● 与えられた記録:
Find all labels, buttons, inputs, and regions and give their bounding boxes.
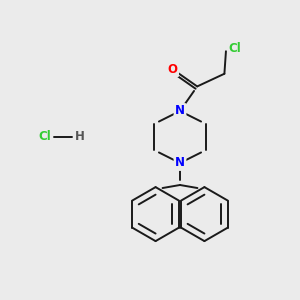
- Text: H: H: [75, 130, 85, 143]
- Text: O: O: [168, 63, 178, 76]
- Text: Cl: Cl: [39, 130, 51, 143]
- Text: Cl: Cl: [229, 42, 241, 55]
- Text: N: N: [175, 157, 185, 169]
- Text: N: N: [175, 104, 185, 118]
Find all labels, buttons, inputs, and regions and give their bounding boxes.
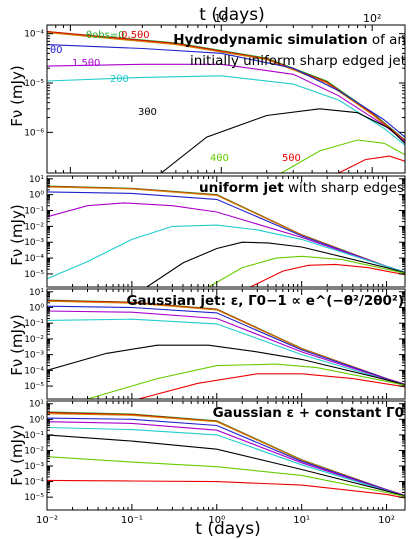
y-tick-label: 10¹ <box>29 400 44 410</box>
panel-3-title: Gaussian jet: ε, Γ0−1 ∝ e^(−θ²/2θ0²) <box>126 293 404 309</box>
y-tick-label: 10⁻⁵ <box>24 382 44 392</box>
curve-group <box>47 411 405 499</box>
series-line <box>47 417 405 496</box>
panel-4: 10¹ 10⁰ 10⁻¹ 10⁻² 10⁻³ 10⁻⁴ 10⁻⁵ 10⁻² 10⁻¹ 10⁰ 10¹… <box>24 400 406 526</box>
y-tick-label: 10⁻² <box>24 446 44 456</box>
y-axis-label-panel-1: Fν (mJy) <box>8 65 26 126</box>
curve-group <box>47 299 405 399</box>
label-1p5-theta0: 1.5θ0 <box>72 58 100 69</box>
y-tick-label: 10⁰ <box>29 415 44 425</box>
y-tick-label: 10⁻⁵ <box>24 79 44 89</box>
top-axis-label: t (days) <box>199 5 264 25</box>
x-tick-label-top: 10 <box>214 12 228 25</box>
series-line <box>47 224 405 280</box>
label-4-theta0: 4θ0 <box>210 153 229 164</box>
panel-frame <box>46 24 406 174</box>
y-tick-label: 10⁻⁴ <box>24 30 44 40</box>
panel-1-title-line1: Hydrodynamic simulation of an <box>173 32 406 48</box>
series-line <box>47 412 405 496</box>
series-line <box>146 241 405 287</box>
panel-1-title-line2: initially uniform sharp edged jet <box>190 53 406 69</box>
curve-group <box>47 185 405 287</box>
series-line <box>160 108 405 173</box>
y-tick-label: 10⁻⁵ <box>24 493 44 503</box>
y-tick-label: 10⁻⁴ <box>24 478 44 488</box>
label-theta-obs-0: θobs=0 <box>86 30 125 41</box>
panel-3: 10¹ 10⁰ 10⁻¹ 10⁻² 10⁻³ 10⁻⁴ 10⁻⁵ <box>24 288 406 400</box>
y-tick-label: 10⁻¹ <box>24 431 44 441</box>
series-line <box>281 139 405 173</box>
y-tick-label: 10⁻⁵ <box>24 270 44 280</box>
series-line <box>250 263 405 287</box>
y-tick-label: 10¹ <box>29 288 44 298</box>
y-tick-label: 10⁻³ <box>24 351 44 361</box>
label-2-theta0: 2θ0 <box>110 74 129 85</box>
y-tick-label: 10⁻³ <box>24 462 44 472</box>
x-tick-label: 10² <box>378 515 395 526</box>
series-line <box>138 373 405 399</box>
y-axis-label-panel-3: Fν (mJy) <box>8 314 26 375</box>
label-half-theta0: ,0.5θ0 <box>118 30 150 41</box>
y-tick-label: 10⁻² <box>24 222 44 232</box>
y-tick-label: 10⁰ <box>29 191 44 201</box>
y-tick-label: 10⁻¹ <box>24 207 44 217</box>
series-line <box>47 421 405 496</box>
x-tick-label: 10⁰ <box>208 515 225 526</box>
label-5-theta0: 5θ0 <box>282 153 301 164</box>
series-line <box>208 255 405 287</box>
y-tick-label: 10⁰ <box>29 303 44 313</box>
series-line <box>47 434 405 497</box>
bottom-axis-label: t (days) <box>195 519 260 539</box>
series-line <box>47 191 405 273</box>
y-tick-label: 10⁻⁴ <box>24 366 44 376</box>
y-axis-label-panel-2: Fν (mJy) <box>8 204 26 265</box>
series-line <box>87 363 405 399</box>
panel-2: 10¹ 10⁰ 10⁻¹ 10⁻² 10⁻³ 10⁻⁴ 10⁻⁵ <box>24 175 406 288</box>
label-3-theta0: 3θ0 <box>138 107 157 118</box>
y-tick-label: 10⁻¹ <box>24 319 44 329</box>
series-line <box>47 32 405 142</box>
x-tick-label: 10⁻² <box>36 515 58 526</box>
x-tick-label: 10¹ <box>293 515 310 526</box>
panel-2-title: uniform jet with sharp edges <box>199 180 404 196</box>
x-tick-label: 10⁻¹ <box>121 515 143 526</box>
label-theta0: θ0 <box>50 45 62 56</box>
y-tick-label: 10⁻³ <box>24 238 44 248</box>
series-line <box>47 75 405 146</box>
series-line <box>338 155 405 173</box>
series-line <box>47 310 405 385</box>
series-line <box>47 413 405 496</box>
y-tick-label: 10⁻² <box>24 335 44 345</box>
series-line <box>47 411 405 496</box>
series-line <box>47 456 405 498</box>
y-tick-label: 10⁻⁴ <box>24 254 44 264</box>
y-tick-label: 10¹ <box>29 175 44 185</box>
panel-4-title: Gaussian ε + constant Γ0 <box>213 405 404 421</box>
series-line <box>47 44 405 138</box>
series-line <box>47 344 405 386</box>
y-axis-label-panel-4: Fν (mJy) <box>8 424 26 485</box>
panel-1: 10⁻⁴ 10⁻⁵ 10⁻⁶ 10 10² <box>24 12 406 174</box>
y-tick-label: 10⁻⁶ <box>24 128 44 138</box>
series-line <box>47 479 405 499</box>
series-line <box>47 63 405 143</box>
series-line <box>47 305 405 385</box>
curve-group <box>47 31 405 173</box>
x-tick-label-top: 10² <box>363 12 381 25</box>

● 指示:
上の記録を絞り込み、文字列「sharp」を含む行だけをすべて書き出してください。

● 回答:
panel-1-title-line2: initially uniform sharp edged jet <box>190 53 406 69</box>
panel-2-title: uniform jet with sharp edges <box>199 180 404 196</box>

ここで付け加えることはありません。